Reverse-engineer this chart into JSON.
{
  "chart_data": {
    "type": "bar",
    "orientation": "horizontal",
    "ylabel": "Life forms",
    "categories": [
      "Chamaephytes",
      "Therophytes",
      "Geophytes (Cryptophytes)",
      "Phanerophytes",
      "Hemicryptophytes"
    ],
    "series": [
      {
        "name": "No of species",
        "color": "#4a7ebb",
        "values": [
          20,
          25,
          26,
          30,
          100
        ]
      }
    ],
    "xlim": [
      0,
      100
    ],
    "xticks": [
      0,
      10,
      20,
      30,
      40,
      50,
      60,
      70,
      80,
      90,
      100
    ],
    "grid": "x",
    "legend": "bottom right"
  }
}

==

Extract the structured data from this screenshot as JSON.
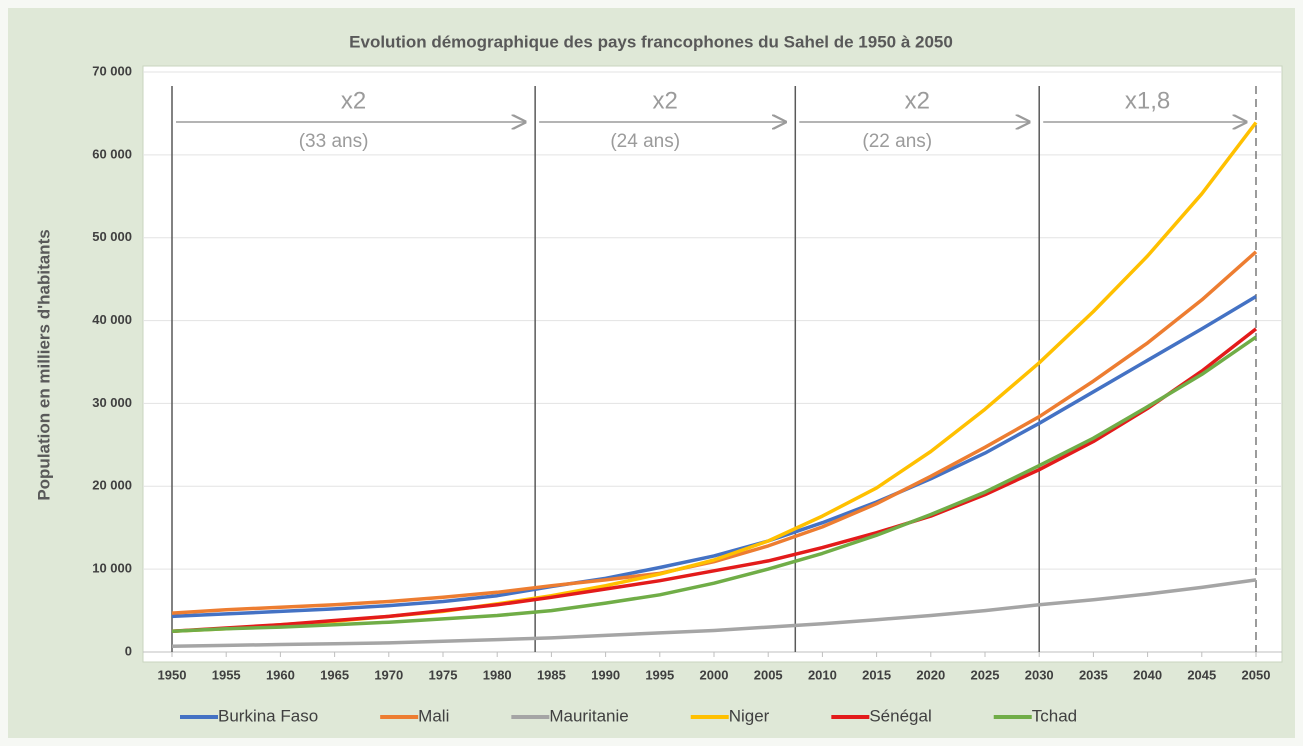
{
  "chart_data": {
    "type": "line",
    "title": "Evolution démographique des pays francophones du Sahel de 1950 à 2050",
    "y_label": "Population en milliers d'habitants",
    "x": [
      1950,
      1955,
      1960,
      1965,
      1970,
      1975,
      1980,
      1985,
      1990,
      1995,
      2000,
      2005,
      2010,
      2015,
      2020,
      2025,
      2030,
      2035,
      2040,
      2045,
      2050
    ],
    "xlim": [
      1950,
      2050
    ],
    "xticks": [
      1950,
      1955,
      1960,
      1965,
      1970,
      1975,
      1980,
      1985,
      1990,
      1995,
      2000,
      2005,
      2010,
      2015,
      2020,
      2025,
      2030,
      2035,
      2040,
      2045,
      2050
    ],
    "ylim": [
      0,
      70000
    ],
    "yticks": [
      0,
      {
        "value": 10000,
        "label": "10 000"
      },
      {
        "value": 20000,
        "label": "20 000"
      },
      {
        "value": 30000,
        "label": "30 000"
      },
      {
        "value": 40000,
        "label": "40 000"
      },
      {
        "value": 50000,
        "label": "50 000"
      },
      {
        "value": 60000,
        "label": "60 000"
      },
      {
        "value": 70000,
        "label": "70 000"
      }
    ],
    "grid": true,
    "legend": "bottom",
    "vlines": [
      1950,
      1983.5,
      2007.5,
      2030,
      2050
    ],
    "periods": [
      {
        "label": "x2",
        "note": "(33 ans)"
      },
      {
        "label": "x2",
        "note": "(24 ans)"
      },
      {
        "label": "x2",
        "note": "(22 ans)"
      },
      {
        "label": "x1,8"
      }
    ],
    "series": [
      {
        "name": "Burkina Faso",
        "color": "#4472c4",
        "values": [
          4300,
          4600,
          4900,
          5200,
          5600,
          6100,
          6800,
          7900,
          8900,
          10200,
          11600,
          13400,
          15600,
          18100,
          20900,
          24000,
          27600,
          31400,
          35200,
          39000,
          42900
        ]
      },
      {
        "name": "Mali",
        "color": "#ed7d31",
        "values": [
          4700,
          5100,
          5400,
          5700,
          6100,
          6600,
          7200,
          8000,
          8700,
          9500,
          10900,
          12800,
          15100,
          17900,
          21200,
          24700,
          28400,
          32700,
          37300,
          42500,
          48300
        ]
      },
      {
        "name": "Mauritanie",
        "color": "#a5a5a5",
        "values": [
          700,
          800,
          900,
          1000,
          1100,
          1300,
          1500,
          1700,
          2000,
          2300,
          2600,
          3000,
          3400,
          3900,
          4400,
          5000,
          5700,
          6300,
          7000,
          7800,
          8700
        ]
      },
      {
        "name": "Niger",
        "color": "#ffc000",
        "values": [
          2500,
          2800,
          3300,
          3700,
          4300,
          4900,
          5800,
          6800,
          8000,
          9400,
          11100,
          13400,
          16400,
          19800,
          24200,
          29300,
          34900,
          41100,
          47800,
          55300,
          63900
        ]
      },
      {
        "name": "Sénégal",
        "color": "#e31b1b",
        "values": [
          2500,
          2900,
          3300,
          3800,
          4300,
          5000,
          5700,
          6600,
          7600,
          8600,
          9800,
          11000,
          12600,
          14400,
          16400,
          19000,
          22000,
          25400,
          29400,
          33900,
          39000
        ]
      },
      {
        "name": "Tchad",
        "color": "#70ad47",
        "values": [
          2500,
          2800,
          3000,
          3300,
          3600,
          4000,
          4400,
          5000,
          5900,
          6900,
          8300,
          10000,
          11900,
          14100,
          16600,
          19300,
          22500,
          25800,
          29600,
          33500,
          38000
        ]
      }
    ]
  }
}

* * *

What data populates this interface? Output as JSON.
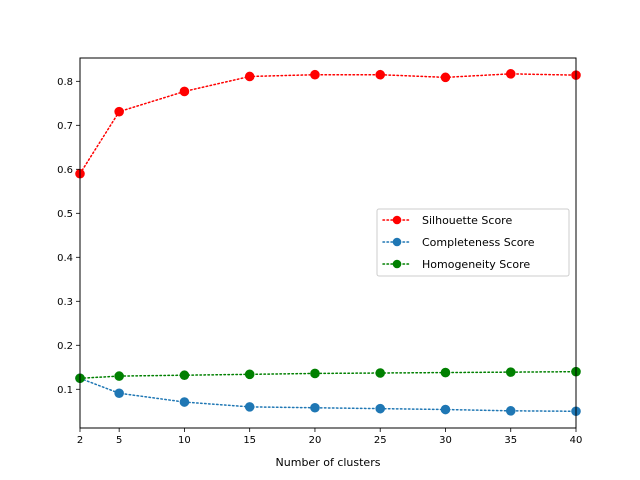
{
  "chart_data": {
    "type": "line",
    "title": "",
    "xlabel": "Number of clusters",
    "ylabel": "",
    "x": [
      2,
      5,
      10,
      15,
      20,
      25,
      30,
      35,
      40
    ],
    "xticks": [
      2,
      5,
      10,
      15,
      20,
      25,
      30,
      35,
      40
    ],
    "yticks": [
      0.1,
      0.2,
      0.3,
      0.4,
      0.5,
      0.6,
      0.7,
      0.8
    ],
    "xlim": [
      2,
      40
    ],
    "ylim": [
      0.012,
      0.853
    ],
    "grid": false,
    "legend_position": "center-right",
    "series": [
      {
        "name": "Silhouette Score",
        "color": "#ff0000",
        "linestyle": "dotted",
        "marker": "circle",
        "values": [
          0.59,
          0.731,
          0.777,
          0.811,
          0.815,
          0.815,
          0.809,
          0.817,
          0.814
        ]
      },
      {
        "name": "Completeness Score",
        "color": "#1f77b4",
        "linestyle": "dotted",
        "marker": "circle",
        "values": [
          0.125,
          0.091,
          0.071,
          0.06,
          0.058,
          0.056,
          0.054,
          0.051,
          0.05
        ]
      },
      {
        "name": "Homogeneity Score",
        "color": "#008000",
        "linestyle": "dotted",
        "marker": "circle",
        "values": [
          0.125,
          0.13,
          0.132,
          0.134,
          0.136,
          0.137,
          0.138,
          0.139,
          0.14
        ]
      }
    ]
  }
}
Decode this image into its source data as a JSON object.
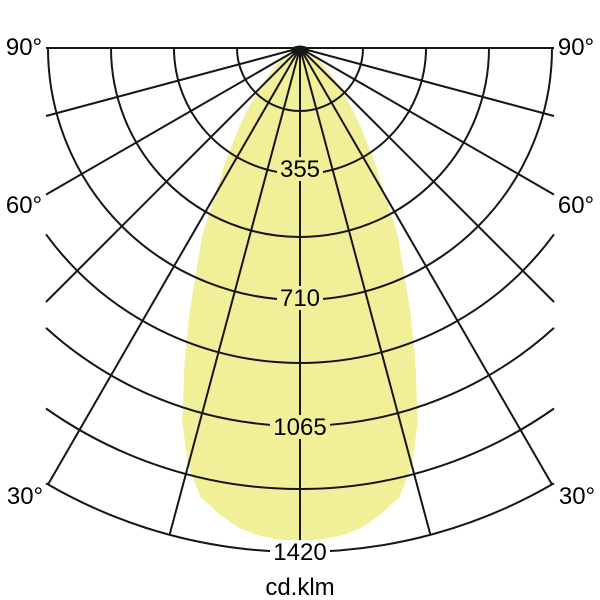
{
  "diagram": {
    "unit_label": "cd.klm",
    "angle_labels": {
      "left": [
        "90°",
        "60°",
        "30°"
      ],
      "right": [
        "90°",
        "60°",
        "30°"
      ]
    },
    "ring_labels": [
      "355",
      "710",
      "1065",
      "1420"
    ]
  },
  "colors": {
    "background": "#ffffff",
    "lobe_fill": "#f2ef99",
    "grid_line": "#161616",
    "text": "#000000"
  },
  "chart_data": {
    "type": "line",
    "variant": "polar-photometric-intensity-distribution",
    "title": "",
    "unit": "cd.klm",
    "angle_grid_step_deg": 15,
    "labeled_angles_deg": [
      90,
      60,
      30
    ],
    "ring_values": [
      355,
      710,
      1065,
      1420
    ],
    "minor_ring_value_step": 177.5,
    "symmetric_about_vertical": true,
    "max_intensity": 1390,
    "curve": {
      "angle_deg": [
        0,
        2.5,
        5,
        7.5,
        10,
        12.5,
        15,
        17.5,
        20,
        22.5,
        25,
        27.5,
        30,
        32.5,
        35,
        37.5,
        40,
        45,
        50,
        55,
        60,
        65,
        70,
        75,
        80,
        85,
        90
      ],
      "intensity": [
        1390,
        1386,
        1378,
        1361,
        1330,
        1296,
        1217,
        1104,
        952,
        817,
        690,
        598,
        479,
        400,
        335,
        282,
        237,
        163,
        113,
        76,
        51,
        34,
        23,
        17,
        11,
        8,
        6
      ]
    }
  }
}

_Written request_
Report only the number of lines that hold the string "into" in this listing.

_Response_
2